▶ EXERCISE DESCRIPTION
Identify the lines that contain the word "Registration", then copy them.

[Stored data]
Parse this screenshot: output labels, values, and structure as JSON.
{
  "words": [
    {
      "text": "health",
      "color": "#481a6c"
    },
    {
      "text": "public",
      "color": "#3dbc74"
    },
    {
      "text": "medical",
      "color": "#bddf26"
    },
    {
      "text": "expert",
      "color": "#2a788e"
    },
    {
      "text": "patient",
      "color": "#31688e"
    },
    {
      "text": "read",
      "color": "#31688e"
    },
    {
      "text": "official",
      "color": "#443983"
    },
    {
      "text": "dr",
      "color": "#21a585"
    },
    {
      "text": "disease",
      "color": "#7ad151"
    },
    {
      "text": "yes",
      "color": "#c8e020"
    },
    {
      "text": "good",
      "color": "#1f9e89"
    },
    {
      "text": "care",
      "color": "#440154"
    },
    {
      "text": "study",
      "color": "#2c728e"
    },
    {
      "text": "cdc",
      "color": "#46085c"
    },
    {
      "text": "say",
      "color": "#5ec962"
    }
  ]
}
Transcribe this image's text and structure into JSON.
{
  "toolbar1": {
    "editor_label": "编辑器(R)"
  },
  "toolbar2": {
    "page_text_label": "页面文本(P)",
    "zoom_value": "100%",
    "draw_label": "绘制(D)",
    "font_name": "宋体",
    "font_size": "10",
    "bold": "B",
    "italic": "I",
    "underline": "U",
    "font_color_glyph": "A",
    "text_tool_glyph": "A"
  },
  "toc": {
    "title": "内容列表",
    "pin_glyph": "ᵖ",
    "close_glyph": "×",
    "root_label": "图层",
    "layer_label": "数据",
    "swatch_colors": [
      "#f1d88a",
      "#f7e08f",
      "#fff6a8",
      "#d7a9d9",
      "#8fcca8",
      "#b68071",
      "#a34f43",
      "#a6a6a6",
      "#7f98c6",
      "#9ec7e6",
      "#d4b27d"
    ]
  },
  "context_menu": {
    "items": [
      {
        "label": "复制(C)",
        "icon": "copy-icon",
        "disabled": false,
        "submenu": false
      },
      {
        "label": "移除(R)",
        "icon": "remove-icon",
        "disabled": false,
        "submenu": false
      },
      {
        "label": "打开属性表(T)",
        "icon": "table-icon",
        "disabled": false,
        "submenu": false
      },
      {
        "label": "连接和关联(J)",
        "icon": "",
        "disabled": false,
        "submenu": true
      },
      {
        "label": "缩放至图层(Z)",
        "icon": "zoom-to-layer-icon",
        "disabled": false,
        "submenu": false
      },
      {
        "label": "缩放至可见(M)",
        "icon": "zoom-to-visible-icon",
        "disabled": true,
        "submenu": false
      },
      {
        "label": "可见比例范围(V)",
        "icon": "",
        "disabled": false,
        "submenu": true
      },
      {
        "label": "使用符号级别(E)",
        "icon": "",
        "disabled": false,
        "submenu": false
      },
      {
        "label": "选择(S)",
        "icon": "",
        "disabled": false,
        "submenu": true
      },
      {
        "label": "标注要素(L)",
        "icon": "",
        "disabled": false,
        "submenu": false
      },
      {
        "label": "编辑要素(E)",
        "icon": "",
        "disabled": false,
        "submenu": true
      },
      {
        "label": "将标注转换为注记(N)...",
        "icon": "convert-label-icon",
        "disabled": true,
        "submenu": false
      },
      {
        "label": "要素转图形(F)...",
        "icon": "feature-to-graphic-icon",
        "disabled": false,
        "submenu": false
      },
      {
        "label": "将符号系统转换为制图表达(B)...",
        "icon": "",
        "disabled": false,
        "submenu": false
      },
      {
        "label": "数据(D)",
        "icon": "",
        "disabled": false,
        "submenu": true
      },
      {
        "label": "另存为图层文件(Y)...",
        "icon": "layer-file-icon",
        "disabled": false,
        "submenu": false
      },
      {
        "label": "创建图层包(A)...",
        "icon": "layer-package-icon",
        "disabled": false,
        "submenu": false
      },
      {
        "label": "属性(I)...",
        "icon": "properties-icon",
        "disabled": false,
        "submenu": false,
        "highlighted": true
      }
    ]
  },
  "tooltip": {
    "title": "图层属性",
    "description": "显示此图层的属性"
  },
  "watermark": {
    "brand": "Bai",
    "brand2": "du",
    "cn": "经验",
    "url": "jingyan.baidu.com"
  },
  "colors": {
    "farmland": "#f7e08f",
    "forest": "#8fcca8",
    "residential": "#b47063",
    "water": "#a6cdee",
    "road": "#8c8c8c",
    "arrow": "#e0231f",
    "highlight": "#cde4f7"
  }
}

---

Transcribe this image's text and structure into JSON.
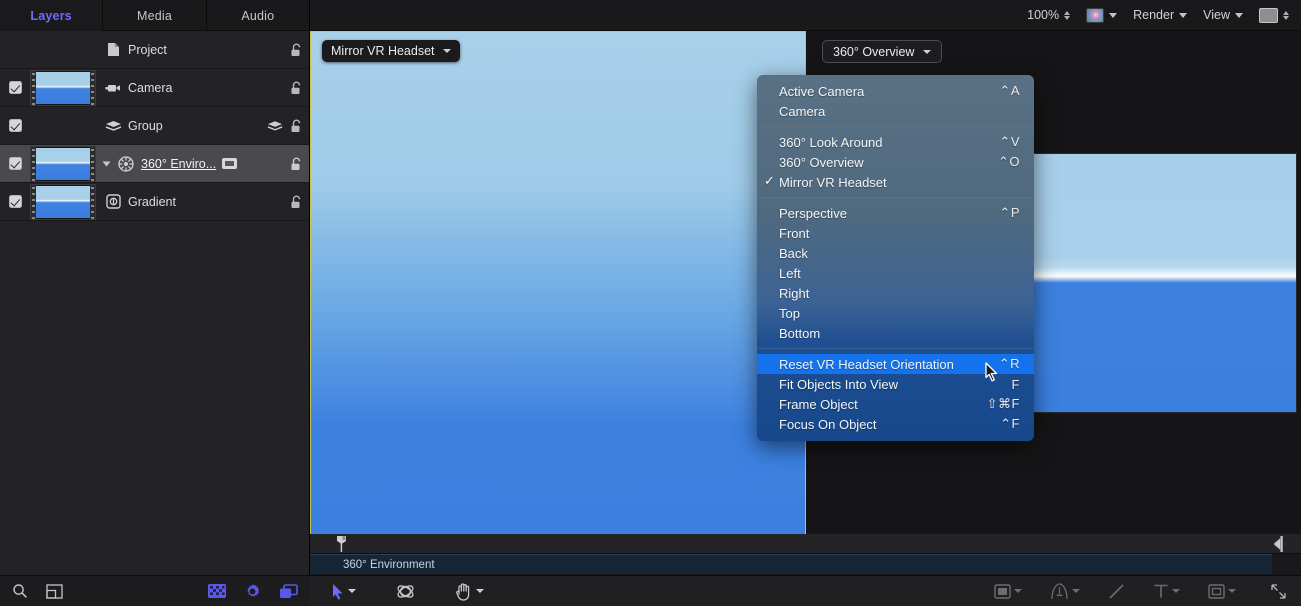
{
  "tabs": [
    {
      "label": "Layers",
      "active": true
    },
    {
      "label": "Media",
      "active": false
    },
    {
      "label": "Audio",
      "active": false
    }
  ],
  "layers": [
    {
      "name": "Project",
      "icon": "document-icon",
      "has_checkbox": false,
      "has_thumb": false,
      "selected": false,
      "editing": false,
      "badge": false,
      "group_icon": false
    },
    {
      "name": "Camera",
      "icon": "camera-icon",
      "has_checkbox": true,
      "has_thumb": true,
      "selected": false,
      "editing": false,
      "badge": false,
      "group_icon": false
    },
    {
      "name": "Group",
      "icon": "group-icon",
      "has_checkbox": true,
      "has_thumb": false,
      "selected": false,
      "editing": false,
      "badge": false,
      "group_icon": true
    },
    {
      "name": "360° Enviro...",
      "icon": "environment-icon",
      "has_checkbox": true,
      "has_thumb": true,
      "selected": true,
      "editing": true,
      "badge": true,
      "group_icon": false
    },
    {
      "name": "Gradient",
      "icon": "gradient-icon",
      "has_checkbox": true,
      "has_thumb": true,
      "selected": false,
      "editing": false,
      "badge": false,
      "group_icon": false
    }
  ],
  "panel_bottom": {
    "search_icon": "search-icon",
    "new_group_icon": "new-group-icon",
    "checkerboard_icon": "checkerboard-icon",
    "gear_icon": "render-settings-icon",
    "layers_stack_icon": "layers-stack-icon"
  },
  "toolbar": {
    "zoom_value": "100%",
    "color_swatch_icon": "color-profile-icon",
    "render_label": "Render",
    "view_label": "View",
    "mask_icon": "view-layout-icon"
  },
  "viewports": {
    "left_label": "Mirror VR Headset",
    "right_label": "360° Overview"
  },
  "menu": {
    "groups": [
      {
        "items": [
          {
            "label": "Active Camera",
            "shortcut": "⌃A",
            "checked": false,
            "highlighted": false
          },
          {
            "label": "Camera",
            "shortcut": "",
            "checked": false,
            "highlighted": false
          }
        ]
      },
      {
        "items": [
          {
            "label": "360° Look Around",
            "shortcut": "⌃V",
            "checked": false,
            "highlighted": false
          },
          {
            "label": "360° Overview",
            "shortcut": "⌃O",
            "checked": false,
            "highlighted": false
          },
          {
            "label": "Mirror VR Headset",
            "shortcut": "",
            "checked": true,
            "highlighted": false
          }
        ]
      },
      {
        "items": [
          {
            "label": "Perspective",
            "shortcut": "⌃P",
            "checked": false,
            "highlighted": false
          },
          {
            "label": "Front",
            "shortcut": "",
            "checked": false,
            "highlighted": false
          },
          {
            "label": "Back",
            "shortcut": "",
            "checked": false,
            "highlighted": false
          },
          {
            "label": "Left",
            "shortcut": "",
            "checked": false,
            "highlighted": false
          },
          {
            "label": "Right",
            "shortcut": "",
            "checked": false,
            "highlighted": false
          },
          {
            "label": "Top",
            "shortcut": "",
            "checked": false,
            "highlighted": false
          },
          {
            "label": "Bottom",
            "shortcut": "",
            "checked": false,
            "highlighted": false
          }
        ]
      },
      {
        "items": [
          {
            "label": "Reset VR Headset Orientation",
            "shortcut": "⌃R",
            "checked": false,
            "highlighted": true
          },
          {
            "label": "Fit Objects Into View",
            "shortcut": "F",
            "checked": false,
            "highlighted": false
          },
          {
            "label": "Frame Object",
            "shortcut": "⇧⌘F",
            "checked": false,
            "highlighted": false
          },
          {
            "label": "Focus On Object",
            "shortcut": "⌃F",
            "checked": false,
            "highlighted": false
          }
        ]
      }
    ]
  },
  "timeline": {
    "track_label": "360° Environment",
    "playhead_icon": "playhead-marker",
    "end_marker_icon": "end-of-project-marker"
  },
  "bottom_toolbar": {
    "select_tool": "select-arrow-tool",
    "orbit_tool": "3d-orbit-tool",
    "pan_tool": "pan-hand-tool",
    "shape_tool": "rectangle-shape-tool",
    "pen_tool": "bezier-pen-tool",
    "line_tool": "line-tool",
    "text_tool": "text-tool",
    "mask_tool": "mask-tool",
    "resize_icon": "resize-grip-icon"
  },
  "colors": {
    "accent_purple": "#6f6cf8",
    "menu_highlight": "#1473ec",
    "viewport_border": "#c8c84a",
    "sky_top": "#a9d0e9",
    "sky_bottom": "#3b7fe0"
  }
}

--

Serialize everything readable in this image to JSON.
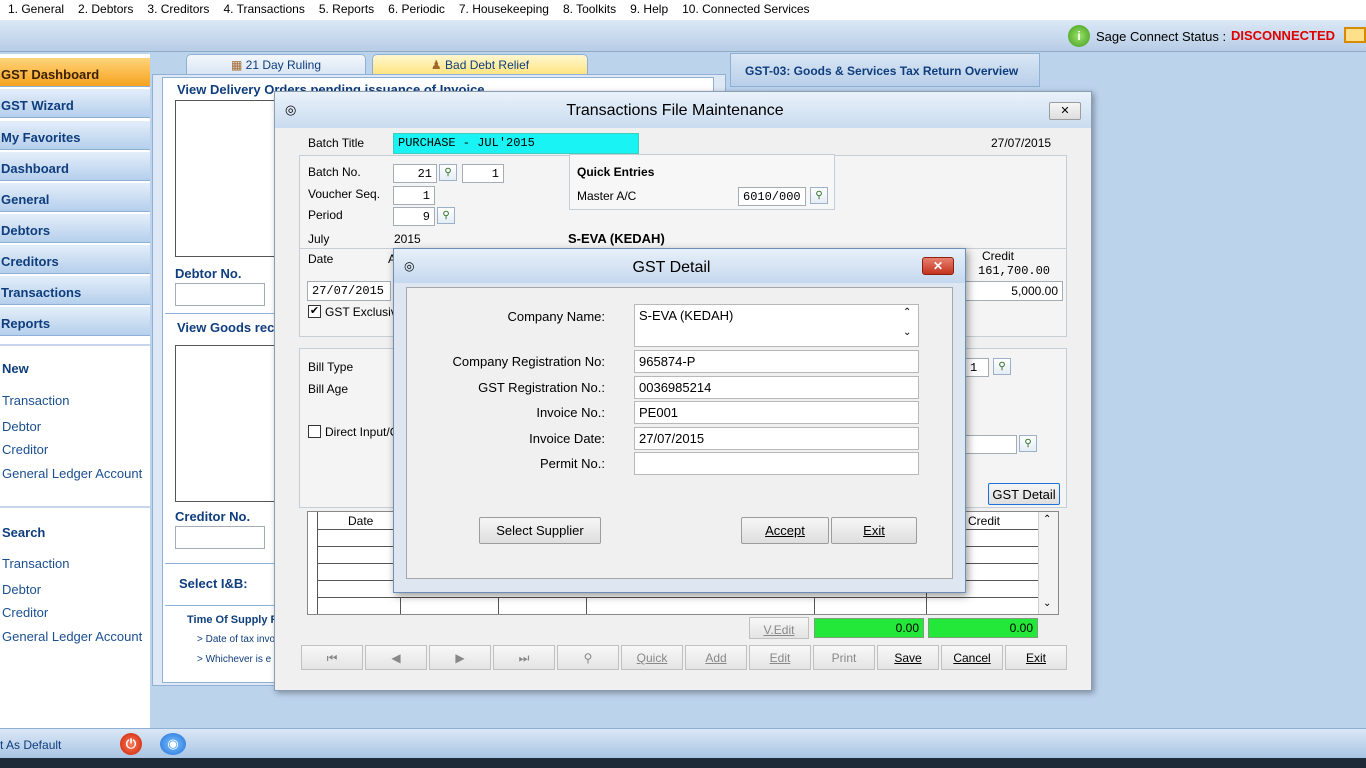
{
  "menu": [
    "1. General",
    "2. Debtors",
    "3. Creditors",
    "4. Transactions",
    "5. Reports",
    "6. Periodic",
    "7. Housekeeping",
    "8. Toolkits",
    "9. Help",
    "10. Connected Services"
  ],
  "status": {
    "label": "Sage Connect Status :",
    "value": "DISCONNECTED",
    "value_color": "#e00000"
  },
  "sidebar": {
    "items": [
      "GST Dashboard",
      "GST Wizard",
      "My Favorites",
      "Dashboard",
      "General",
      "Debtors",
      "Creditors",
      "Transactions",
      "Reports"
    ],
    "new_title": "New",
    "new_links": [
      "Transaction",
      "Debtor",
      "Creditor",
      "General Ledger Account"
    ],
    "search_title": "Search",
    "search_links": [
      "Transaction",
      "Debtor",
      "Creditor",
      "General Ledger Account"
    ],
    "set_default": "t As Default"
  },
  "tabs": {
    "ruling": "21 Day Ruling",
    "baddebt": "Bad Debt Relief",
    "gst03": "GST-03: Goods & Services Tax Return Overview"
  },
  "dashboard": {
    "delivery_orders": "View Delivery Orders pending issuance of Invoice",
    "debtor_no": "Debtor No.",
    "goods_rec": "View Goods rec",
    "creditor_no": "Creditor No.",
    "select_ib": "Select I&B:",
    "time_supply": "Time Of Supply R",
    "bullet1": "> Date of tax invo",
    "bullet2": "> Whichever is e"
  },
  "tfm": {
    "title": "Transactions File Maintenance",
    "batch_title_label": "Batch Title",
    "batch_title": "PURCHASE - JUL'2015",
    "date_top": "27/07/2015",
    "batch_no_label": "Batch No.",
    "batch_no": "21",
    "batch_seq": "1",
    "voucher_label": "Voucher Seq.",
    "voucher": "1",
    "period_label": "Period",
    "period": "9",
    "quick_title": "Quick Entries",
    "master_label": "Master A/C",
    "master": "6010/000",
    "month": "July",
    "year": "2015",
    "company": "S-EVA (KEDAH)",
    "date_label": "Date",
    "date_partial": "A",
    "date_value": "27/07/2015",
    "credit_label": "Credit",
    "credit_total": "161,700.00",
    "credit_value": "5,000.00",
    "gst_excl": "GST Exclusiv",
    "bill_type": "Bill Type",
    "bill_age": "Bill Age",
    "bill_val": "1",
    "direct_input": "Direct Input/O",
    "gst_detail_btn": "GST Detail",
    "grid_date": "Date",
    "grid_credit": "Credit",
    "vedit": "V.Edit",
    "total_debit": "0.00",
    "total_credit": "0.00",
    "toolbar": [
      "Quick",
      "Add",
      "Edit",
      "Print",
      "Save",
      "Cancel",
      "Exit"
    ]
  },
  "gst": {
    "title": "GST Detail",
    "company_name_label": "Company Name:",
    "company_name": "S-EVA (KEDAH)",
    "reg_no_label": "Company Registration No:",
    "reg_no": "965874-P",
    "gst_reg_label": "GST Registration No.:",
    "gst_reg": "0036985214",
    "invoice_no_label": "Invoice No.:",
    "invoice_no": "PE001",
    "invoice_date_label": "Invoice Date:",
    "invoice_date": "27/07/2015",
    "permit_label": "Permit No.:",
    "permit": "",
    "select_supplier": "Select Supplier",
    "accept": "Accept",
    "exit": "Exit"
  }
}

▶ THE OUTPUT
    "reg_no_label": "Company Registration No:",
    "gst_reg_label": "GST Registration No.:",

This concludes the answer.